• REQUIREMENT:
Recast the items, from the first line through the line holding "output-text-line: IPDM E/R [1015, 816, 1116, 841]" (both included), as a Markdown table with a column named "Row" for the row number and a column named "Content" for the line. Leave out blank lines.

Items excerpted from a collection
↓↓↓

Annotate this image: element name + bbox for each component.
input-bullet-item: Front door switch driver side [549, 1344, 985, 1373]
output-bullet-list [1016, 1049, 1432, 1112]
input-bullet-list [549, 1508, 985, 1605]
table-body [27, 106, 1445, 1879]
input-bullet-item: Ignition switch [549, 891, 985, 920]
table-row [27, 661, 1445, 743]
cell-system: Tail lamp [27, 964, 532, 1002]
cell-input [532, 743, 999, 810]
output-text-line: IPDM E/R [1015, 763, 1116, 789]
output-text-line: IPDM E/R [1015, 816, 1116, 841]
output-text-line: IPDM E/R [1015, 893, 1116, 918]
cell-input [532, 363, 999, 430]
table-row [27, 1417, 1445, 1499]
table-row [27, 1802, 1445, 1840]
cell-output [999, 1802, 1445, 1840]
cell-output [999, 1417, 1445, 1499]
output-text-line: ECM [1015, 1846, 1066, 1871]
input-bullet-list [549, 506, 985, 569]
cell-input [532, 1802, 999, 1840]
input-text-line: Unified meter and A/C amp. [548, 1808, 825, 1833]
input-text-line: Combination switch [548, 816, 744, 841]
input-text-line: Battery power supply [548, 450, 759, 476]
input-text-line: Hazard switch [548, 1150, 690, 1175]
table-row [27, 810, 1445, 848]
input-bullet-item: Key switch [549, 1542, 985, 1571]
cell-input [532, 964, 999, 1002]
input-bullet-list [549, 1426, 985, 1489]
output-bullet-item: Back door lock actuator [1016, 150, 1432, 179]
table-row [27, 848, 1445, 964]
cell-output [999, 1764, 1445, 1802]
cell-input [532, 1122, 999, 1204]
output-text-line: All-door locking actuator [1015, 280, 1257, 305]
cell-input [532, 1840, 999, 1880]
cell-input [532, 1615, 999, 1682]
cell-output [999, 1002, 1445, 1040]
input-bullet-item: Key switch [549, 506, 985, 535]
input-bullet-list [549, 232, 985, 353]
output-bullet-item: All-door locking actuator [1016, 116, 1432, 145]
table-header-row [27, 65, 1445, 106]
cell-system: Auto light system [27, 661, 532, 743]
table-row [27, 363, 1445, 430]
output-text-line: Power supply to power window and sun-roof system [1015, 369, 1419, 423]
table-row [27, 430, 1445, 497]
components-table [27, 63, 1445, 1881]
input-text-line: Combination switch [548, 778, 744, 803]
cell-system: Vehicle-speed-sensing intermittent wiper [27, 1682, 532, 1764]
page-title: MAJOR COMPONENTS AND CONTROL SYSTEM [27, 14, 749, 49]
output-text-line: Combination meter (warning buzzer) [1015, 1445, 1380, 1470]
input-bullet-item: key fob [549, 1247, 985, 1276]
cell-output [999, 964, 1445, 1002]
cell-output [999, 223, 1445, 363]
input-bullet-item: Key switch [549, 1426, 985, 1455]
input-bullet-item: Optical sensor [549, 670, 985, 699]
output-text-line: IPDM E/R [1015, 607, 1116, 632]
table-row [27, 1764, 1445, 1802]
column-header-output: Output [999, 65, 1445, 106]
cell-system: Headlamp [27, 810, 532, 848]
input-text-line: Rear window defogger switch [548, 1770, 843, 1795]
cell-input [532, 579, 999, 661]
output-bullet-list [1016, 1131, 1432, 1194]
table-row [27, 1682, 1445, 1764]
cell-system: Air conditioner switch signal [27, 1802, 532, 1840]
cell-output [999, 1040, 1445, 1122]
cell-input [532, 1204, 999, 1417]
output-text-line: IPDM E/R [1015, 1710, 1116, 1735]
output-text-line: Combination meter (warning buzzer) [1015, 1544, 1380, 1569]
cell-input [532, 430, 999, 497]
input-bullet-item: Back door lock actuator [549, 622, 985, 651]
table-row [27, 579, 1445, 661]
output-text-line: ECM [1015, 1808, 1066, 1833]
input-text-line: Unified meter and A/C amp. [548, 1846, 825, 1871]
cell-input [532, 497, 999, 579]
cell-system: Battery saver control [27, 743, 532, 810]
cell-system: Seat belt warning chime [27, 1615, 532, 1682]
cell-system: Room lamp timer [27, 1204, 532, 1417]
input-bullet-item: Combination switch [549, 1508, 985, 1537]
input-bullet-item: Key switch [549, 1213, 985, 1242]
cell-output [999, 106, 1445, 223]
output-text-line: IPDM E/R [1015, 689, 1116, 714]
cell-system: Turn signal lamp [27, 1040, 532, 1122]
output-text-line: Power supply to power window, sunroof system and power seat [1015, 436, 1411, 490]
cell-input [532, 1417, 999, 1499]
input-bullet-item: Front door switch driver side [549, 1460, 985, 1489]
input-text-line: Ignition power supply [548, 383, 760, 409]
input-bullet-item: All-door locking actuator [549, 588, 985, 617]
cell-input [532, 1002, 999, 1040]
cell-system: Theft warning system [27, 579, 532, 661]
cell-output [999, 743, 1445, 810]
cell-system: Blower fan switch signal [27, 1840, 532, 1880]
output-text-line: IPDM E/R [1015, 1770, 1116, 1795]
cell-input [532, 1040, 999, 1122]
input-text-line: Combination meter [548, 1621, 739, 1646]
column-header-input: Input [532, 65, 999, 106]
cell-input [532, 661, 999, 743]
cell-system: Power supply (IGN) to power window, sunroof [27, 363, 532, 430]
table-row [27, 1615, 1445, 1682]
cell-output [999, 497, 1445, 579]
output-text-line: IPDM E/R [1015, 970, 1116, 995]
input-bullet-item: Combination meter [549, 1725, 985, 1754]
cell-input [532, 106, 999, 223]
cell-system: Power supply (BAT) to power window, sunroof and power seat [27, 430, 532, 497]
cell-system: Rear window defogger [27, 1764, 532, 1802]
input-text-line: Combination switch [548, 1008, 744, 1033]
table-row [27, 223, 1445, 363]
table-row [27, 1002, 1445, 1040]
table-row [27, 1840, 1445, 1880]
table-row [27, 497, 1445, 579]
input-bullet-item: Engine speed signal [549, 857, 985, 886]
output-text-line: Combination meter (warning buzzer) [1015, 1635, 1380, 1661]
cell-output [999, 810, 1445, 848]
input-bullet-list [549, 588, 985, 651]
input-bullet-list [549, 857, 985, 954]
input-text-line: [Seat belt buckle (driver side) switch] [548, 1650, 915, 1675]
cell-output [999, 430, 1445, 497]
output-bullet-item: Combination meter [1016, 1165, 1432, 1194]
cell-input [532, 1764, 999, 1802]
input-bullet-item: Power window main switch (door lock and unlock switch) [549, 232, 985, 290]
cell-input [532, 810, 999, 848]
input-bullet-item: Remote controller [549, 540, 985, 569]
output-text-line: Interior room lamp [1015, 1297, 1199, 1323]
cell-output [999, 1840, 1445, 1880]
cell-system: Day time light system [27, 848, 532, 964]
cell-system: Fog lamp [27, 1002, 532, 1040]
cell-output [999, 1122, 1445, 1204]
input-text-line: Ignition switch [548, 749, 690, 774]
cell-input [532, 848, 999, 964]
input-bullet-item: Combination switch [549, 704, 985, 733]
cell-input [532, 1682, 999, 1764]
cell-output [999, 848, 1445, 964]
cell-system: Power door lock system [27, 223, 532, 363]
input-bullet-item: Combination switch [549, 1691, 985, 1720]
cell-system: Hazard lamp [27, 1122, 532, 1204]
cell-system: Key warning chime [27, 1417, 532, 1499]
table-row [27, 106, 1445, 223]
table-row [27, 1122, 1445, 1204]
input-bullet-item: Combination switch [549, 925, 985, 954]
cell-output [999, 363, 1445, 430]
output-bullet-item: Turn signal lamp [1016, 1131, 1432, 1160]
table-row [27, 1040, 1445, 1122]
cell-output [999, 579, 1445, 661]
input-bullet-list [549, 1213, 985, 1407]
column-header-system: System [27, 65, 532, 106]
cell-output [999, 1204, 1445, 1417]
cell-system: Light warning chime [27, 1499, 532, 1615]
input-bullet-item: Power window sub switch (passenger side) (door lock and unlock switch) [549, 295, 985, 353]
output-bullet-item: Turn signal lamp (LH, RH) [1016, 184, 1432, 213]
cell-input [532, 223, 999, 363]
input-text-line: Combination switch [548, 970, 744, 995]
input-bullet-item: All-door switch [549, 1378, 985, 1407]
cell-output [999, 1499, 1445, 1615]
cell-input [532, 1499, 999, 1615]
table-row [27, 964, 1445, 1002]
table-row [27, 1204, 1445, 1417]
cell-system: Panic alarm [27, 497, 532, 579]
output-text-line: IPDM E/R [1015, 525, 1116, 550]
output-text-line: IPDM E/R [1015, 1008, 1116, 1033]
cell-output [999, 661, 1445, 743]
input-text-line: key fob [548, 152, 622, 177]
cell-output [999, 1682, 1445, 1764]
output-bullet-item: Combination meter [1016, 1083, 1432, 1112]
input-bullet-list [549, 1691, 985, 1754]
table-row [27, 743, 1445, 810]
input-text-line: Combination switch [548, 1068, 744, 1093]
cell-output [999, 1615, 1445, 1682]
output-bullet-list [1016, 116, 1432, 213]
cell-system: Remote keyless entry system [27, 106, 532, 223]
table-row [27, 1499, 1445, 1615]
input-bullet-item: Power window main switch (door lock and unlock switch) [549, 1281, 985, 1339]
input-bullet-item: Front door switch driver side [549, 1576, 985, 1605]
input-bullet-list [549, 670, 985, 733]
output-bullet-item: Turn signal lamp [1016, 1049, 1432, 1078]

↑↑↑

• RESULT:
| Row | Content |
|---|---|
| 1 | Annotate this image: element name + bbox for each component. |
| 2 | input-bullet-item: Front door switch driver side [549, 1344, 985, 1373] |
| 3 | output-bullet-list [1016, 1049, 1432, 1112] |
| 4 | input-bullet-list [549, 1508, 985, 1605] |
| 5 | table-body [27, 106, 1445, 1879] |
| 6 | input-bullet-item: Ignition switch [549, 891, 985, 920] |
| 7 | table-row [27, 661, 1445, 743] |
| 8 | cell-system: Tail lamp [27, 964, 532, 1002] |
| 9 | cell-input [532, 743, 999, 810] |
| 10 | output-text-line: IPDM E/R [1015, 763, 1116, 789] |
| 11 | output-text-line: IPDM E/R [1015, 816, 1116, 841] |